-- START Dataset extract --

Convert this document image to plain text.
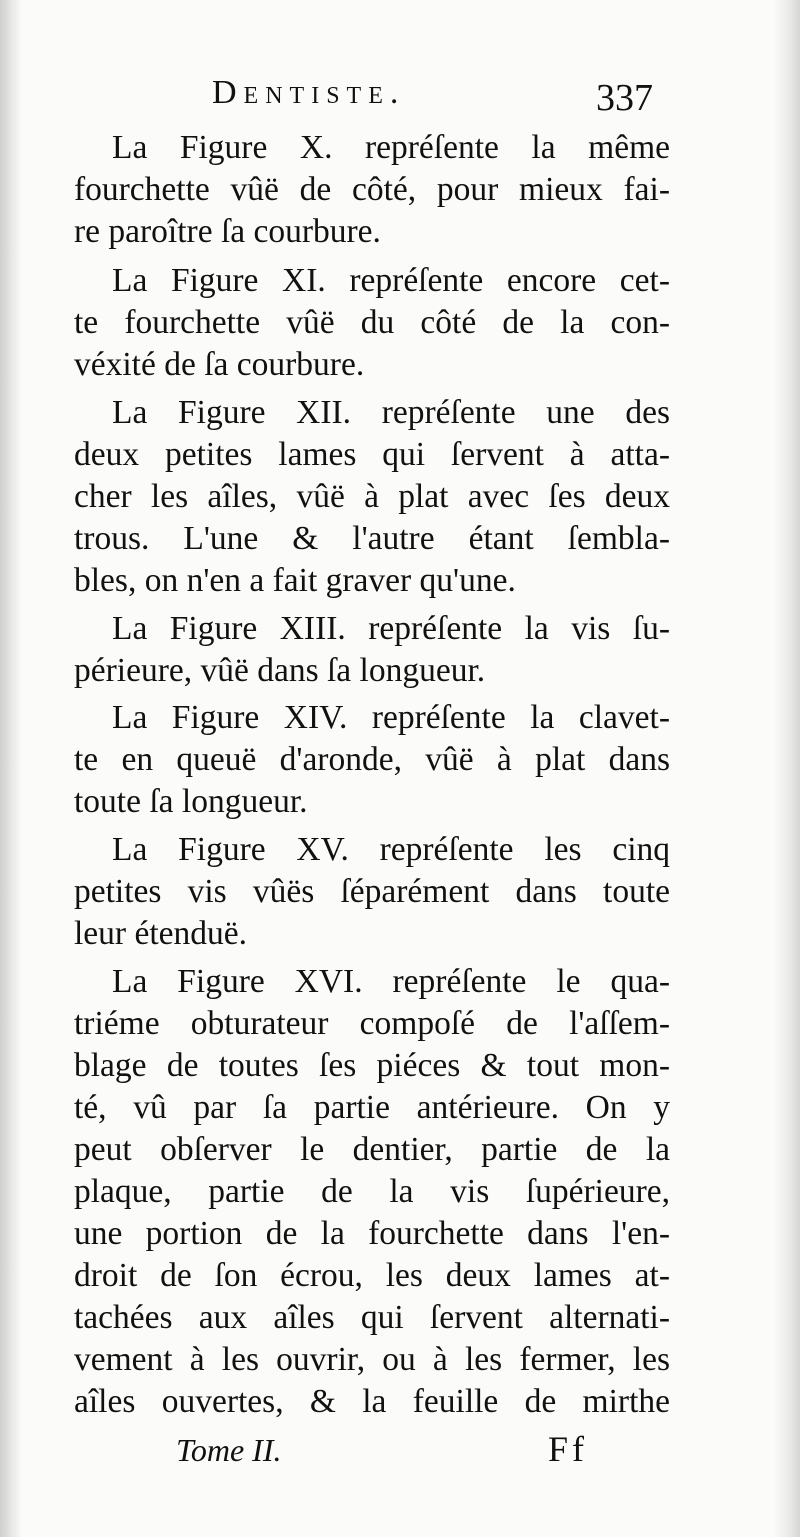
Dentiste.	337
La Figure X. repréſente la même
fourchette vûë de côté, pour mieux fai-
re paroître ſa courbure.
La Figure XI. repréſente encore cet-
te fourchette vûë du côté de la con-
véxité de ſa courbure.
La Figure XII. repréſente une des
deux petites lames qui ſervent à atta-
cher les aîles, vûë à plat avec ſes deux
trous. L'une & l'autre étant ſembla-
bles, on n'en a fait graver qu'une.
La Figure XIII. repréſente la vis ſu-
périeure, vûë dans ſa longueur.
La Figure XIV. repréſente la clavet-
te en queuë d'aronde, vûë à plat dans
toute ſa longueur.
La Figure XV. repréſente les cinq
petites vis vûës ſéparément dans toute
leur étenduë.
La Figure XVI. repréſente le qua-
triéme obturateur compoſé de l'aſſem-
blage de toutes ſes piéces & tout mon-
té, vû par ſa partie antérieure. On y
peut obſerver le dentier, partie de la
plaque, partie de la vis ſupérieure,
une portion de la fourchette dans l'en-
droit de ſon écrou, les deux lames at-
tachées aux aîles qui ſervent alternati-
vement à les ouvrir, ou à les fermer, les
aîles ouvertes, & la feuille de mirthe
Tome II.	Ff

-- END Dataset extract --

# Given request:
Without including any pictures, reproduce the listing exactly.

# Task result:
Convert this document image to plain text.
Dentiste.	337
La Figure X. repréſente la même
fourchette vûë de côté, pour mieux fai-
re paroître ſa courbure.
La Figure XI. repréſente encore cet-
te fourchette vûë du côté de la con-
véxité de ſa courbure.
La Figure XII. repréſente une des
deux petites lames qui ſervent à atta-
cher les aîles, vûë à plat avec ſes deux
trous. L'une & l'autre étant ſembla-
bles, on n'en a fait graver qu'une.
La Figure XIII. repréſente la vis ſu-
périeure, vûë dans ſa longueur.
La Figure XIV. repréſente la clavet-
te en queuë d'aronde, vûë à plat dans
toute ſa longueur.
La Figure XV. repréſente les cinq
petites vis vûës ſéparément dans toute
leur étenduë.
La Figure XVI. repréſente le qua-
triéme obturateur compoſé de l'aſſem-
blage de toutes ſes piéces & tout mon-
té, vû par ſa partie antérieure. On y
peut obſerver le dentier, partie de la
plaque, partie de la vis ſupérieure,
une portion de la fourchette dans l'en-
droit de ſon écrou, les deux lames at-
tachées aux aîles qui ſervent alternati-
vement à les ouvrir, ou à les fermer, les
aîles ouvertes, & la feuille de mirthe
Tome II.	Ff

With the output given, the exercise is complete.